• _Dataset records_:
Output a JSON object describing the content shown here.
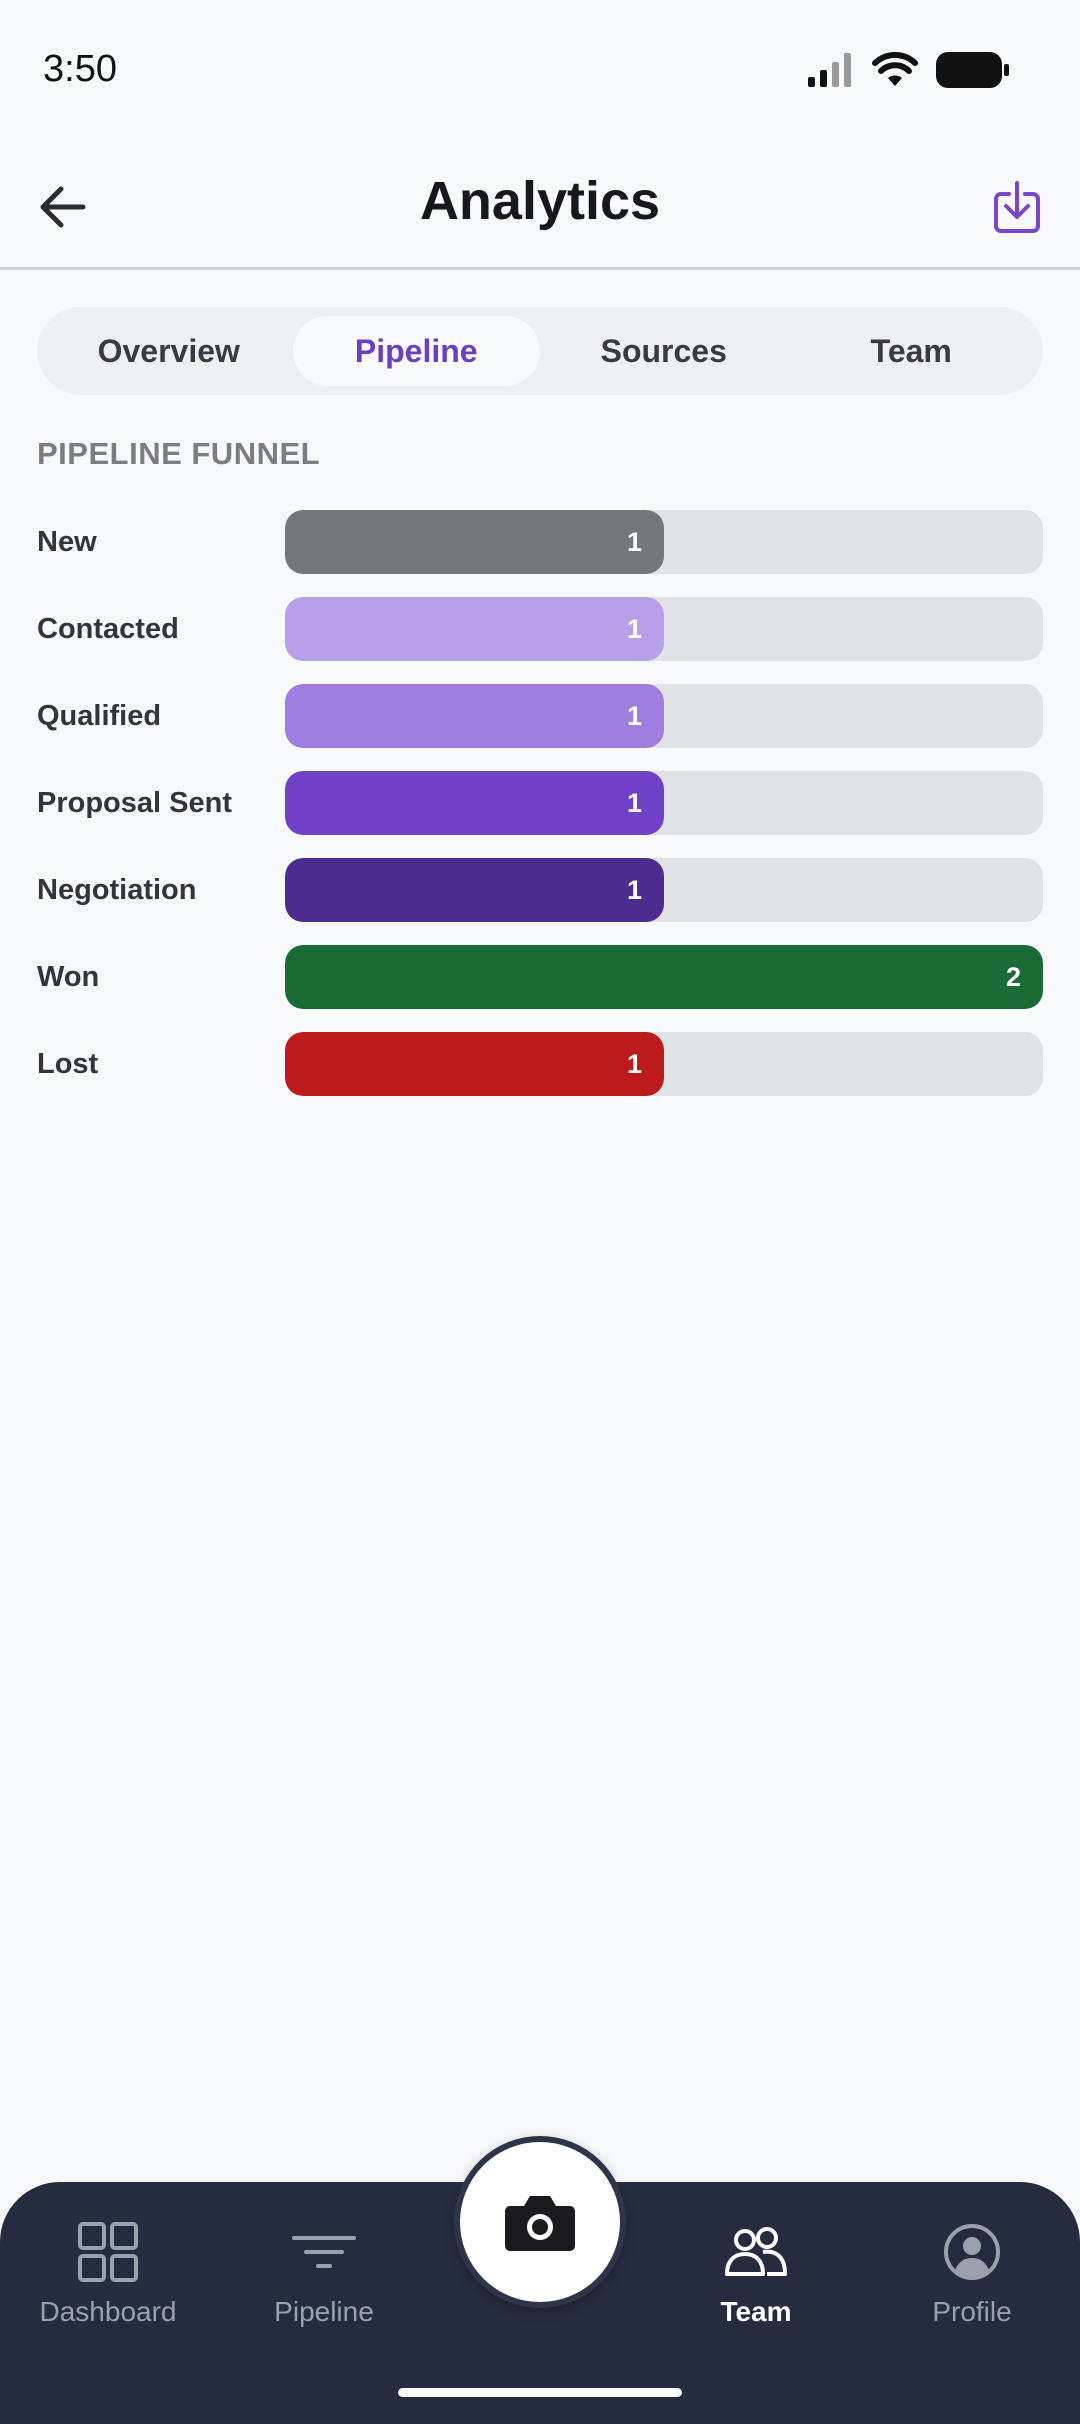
{
  "status_bar": {
    "time": "3:50"
  },
  "header": {
    "title": "Analytics"
  },
  "tabs": [
    {
      "label": "Overview",
      "active": false
    },
    {
      "label": "Pipeline",
      "active": true
    },
    {
      "label": "Sources",
      "active": false
    },
    {
      "label": "Team",
      "active": false
    }
  ],
  "section": {
    "title": "PIPELINE FUNNEL"
  },
  "chart_data": {
    "type": "bar",
    "orientation": "horizontal",
    "title": "PIPELINE FUNNEL",
    "categories": [
      "New",
      "Contacted",
      "Qualified",
      "Proposal Sent",
      "Negotiation",
      "Won",
      "Lost"
    ],
    "values": [
      1,
      1,
      1,
      1,
      1,
      2,
      1
    ],
    "colors": [
      "#76777d",
      "#b89fe9",
      "#9e7fe0",
      "#7040c8",
      "#4a2d8e",
      "#1b6b37",
      "#bd1b1b"
    ],
    "xlim": [
      0,
      2
    ]
  },
  "bottom_nav": {
    "items": [
      {
        "label": "Dashboard",
        "icon": "grid-icon",
        "active": false
      },
      {
        "label": "Pipeline",
        "icon": "filter-icon",
        "active": false
      },
      {
        "label": "Team",
        "icon": "users-icon",
        "active": true
      },
      {
        "label": "Profile",
        "icon": "user-circle-icon",
        "active": false
      }
    ],
    "fab_icon": "camera-icon"
  },
  "colors": {
    "accent": "#6a3fc2",
    "nav_bg": "#262c40",
    "track": "#e1e3e6"
  }
}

• _TASK_:
Set down the lines of the records above exactly, apart from the pictures.

• _WRITTEN RESPONSE_:
Output a JSON object describing the content shown here.
{
  "status_bar": {
    "time": "3:50"
  },
  "header": {
    "title": "Analytics"
  },
  "tabs": [
    {
      "label": "Overview",
      "active": false
    },
    {
      "label": "Pipeline",
      "active": true
    },
    {
      "label": "Sources",
      "active": false
    },
    {
      "label": "Team",
      "active": false
    }
  ],
  "section": {
    "title": "PIPELINE FUNNEL"
  },
  "chart_data": {
    "type": "bar",
    "orientation": "horizontal",
    "title": "PIPELINE FUNNEL",
    "categories": [
      "New",
      "Contacted",
      "Qualified",
      "Proposal Sent",
      "Negotiation",
      "Won",
      "Lost"
    ],
    "values": [
      1,
      1,
      1,
      1,
      1,
      2,
      1
    ],
    "colors": [
      "#76777d",
      "#b89fe9",
      "#9e7fe0",
      "#7040c8",
      "#4a2d8e",
      "#1b6b37",
      "#bd1b1b"
    ],
    "xlim": [
      0,
      2
    ]
  },
  "bottom_nav": {
    "items": [
      {
        "label": "Dashboard",
        "icon": "grid-icon",
        "active": false
      },
      {
        "label": "Pipeline",
        "icon": "filter-icon",
        "active": false
      },
      {
        "label": "Team",
        "icon": "users-icon",
        "active": true
      },
      {
        "label": "Profile",
        "icon": "user-circle-icon",
        "active": false
      }
    ],
    "fab_icon": "camera-icon"
  },
  "colors": {
    "accent": "#6a3fc2",
    "nav_bg": "#262c40",
    "track": "#e1e3e6"
  }
}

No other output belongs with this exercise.